>>>>>
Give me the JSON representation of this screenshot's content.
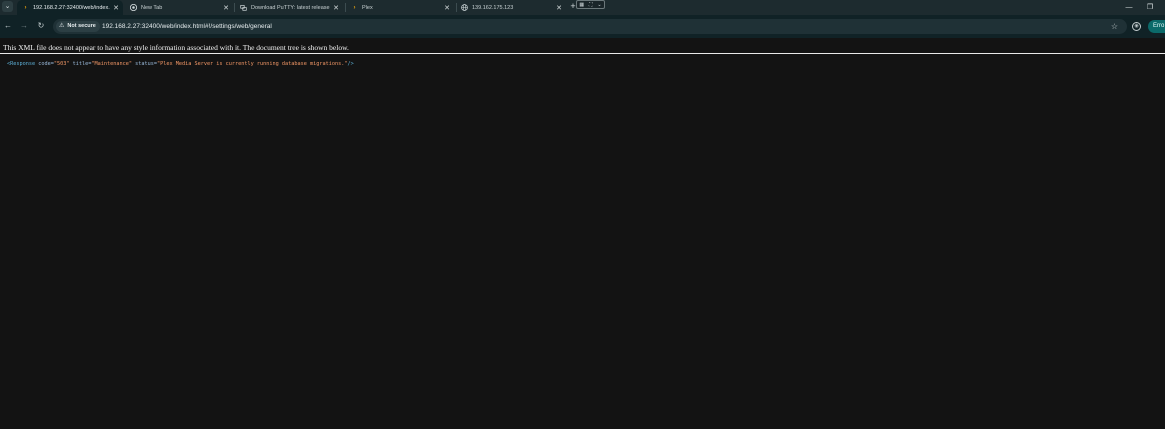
{
  "tabs": [
    {
      "title": "192.168.2.27:32400/web/index.",
      "icon": "plex-chevron-icon",
      "active": true
    },
    {
      "title": "New Tab",
      "icon": "chrome-icon",
      "active": false
    },
    {
      "title": "Download PuTTY: latest release",
      "icon": "putty-icon",
      "active": false
    },
    {
      "title": "Plex",
      "icon": "plex-chevron-icon",
      "active": false
    },
    {
      "title": "139.162.175.123",
      "icon": "globe-icon",
      "active": false
    }
  ],
  "toolbar": {
    "security_chip": "Not secure",
    "url": "192.168.2.27:32400/web/index.html#!/settings/web/general",
    "profile_pill": "Erro"
  },
  "page": {
    "notice": "This XML file does not appear to have any style information associated with it. The document tree is shown below.",
    "xml": {
      "tag_open": "<Response",
      "attr_code": "code=",
      "val_code": "\"503\"",
      "attr_title": "title=",
      "val_title": "\"Maintenance\"",
      "attr_status": "status=",
      "val_status": "\"Plex Media Server is currently running database migrations.\"",
      "tag_close": "/>"
    }
  },
  "colors": {
    "tabstrip": "#1d2b2f",
    "toolbar": "#102226",
    "page_bg": "#131313",
    "plex_orange": "#e5a00d",
    "xml_tag": "#5db0d7",
    "xml_value": "#f29766"
  }
}
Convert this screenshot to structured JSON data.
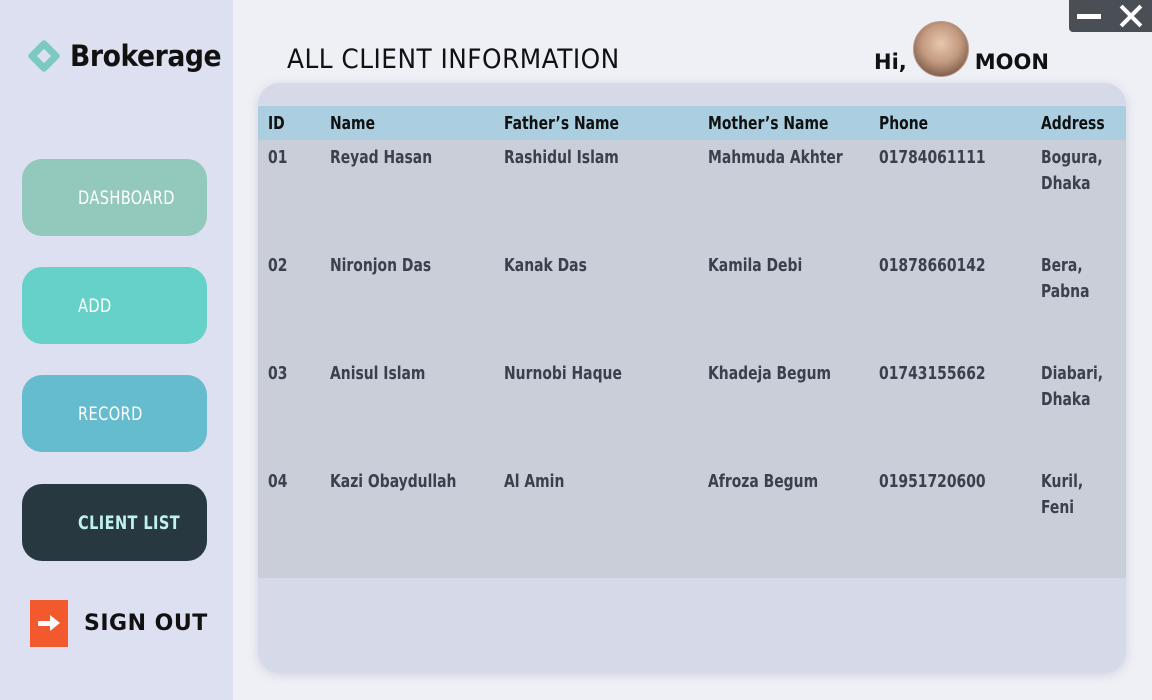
<<<<<
- Problem to solve: Write out the full listing verbatim, excluding its pictures.

- Expected output:
Give me the JSON representation of this screenshot's content.
{
  "tabs": [
    {
      "title": "192.168.2.27:32400/web/index.",
      "icon": "plex-chevron-icon",
      "active": true
    },
    {
      "title": "New Tab",
      "icon": "chrome-icon",
      "active": false
    },
    {
      "title": "Download PuTTY: latest release",
      "icon": "putty-icon",
      "active": false
    },
    {
      "title": "Plex",
      "icon": "plex-chevron-icon",
      "active": false
    },
    {
      "title": "139.162.175.123",
      "icon": "globe-icon",
      "active": false
    }
  ],
  "toolbar": {
    "security_chip": "Not secure",
    "url": "192.168.2.27:32400/web/index.html#!/settings/web/general",
    "profile_pill": "Erro"
  },
  "page": {
    "notice": "This XML file does not appear to have any style information associated with it. The document tree is shown below.",
    "xml": {
      "tag_open": "<Response",
      "attr_code": "code=",
      "val_code": "\"503\"",
      "attr_title": "title=",
      "val_title": "\"Maintenance\"",
      "attr_status": "status=",
      "val_status": "\"Plex Media Server is currently running database migrations.\"",
      "tag_close": "/>"
    }
  },
  "colors": {
    "tabstrip": "#1d2b2f",
    "toolbar": "#102226",
    "page_bg": "#131313",
    "plex_orange": "#e5a00d",
    "xml_tag": "#5db0d7",
    "xml_value": "#f29766"
  }
}
Convert this screenshot to structured JSON data.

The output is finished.